SET TASK:
Which lines hold the word "случае"? Copy each one.

* START LISTED ENTRIES *

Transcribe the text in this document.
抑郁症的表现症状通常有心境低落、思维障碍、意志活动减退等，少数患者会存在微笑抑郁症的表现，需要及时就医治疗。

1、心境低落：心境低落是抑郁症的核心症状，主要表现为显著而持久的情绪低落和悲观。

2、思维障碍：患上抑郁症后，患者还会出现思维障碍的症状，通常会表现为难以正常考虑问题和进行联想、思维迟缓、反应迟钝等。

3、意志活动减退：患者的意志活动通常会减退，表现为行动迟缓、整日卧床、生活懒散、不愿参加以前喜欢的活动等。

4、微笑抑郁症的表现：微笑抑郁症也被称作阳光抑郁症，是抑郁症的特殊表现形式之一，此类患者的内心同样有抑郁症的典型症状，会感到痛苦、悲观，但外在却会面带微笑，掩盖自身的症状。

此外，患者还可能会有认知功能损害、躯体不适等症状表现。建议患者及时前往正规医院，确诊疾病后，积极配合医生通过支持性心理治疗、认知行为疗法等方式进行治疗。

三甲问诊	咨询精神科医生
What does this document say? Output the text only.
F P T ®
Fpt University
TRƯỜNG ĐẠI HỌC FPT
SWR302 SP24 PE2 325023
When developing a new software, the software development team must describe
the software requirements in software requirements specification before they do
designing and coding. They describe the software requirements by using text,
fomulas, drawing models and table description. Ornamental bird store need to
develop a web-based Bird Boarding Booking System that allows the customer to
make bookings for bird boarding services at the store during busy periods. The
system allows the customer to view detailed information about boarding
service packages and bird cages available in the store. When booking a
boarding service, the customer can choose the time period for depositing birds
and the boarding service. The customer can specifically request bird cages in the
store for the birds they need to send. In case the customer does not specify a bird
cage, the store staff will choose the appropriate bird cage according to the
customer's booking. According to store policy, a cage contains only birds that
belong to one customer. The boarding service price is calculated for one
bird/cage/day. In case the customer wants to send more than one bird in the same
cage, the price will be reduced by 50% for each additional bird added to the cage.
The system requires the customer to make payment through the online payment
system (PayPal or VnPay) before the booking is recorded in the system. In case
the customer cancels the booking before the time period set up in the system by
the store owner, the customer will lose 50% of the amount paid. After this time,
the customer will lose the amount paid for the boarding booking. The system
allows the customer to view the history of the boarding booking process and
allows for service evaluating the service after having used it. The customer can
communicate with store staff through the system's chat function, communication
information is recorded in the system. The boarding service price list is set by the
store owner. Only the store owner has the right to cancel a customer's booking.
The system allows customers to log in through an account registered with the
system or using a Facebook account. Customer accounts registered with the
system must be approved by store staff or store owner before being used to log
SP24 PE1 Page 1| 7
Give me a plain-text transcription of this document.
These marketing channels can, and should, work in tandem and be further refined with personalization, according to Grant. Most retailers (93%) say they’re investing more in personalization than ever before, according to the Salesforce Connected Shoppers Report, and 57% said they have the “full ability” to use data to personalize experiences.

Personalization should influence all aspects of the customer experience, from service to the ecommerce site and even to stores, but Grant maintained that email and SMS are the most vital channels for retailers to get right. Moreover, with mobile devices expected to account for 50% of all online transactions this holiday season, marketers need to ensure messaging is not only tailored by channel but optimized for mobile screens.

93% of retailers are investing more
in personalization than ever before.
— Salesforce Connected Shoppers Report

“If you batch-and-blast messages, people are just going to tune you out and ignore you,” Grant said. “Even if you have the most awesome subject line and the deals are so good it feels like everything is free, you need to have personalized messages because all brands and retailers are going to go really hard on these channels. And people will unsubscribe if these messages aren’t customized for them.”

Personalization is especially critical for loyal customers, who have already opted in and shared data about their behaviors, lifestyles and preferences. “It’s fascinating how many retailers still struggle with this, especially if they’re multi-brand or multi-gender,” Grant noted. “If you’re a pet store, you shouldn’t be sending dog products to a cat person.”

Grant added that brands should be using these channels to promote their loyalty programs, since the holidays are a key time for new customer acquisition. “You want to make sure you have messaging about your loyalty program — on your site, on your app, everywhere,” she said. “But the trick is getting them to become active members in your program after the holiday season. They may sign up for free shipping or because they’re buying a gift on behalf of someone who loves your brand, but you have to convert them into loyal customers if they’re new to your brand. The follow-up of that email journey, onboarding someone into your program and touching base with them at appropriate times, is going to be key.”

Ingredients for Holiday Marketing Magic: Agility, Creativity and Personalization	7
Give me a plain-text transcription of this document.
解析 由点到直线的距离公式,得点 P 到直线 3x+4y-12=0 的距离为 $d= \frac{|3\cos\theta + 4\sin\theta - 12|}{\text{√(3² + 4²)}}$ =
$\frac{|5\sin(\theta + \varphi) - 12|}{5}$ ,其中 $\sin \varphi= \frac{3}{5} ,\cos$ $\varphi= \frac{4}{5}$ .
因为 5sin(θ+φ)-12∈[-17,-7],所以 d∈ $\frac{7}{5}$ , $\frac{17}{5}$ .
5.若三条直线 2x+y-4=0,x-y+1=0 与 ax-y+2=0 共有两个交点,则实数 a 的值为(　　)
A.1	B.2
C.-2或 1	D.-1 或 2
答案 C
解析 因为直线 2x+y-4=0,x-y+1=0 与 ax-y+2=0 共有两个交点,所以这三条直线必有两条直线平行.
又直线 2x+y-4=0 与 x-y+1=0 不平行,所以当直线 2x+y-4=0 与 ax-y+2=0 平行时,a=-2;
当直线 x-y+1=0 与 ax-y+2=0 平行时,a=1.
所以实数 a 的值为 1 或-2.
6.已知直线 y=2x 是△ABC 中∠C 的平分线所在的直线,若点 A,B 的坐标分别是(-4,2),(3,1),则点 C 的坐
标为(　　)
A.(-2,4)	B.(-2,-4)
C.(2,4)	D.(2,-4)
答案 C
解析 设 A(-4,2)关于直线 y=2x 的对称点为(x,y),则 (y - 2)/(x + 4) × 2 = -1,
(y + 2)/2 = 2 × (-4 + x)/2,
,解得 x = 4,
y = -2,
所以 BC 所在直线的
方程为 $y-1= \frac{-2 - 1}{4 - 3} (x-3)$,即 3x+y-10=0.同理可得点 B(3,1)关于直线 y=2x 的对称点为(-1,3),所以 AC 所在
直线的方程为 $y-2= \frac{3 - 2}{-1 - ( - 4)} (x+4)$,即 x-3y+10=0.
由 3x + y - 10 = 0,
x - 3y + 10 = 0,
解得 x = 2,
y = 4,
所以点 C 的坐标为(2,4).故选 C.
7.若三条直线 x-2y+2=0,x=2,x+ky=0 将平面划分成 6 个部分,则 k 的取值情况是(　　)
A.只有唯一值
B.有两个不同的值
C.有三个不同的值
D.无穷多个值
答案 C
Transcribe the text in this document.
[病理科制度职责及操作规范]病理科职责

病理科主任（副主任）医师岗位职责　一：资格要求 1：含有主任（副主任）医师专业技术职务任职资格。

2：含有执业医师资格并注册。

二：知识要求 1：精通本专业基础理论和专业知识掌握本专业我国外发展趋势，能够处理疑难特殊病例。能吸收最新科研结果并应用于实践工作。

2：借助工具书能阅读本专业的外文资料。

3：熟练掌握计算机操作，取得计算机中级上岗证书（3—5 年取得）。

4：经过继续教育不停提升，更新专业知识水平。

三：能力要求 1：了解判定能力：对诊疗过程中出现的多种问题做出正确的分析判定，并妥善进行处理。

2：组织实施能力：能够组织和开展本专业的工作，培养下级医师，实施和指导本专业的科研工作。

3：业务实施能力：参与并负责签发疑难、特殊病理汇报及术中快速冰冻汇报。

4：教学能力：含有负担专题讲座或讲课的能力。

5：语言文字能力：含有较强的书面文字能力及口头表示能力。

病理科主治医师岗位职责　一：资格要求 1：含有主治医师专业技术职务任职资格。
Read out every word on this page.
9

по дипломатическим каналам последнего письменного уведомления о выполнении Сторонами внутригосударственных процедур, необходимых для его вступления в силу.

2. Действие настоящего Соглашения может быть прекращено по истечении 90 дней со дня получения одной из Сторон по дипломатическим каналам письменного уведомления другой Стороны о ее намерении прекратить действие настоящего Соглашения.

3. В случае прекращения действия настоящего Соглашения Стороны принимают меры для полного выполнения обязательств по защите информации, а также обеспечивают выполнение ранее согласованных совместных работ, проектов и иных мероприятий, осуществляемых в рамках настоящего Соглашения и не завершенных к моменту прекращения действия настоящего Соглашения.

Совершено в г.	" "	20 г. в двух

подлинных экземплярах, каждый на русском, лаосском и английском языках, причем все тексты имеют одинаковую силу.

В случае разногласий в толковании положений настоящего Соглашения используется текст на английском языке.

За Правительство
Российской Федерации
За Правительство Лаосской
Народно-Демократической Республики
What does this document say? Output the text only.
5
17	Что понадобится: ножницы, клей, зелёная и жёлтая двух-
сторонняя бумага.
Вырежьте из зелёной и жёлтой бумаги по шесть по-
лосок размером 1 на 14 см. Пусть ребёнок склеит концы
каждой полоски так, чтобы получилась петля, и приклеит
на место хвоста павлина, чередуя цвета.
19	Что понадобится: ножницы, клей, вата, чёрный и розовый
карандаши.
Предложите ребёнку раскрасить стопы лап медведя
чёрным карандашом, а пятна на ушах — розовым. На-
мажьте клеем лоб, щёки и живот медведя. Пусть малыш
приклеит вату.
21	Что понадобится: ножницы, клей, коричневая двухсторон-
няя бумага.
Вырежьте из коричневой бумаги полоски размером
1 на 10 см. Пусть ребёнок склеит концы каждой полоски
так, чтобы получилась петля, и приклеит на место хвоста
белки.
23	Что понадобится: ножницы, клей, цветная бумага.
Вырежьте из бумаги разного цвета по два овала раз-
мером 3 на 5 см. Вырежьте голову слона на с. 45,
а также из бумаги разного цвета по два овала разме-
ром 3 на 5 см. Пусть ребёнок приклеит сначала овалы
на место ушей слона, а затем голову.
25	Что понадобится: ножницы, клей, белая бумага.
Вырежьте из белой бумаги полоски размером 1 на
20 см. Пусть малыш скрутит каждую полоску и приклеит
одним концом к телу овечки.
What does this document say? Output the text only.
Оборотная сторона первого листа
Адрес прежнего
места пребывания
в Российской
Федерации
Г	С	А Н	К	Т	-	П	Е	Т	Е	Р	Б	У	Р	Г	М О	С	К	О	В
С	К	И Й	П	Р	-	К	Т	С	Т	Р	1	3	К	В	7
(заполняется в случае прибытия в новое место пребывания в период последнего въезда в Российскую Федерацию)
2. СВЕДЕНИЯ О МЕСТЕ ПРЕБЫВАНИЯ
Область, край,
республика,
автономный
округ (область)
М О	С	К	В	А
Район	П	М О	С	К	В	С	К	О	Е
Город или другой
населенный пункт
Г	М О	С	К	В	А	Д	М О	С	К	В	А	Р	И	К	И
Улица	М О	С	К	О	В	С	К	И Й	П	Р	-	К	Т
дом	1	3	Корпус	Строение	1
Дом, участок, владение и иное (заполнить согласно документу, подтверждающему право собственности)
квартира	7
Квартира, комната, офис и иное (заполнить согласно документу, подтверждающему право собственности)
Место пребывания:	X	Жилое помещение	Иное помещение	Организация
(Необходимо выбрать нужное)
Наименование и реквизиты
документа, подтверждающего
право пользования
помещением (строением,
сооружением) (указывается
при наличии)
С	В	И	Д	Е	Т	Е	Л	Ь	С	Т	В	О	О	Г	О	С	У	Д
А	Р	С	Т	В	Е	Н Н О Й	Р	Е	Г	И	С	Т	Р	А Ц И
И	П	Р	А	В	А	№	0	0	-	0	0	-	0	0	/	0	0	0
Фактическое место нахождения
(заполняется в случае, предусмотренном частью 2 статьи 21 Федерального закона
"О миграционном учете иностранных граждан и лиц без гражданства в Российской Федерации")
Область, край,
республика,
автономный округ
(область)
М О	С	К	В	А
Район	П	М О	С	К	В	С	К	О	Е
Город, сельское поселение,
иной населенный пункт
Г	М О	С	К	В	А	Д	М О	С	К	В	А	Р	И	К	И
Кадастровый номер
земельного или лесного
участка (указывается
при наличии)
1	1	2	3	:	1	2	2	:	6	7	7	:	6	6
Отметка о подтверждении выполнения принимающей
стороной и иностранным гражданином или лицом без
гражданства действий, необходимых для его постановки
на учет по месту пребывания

* END LISTED ENTRIES *

ANSWER FOR THE TASK:
3. В случае прекращения действия настоящего Соглашения Стороны принимают меры для полного выполнения обязательств по защите информации, а также обеспечивают выполнение ранее согласованных совместных работ, проектов и иных мероприятий, осуществляемых в рамках настоящего Соглашения и не завершенных к моменту прекращения действия настоящего Соглашения.
В случае разногласий в толковании положений настоящего Соглашения используется текст на английском языке.
(заполняется в случае прибытия в новое место пребывания в период последнего въезда в Российскую Федерацию)
(заполняется в случае, предусмотренном частью 2 статьи 21 Федерального закона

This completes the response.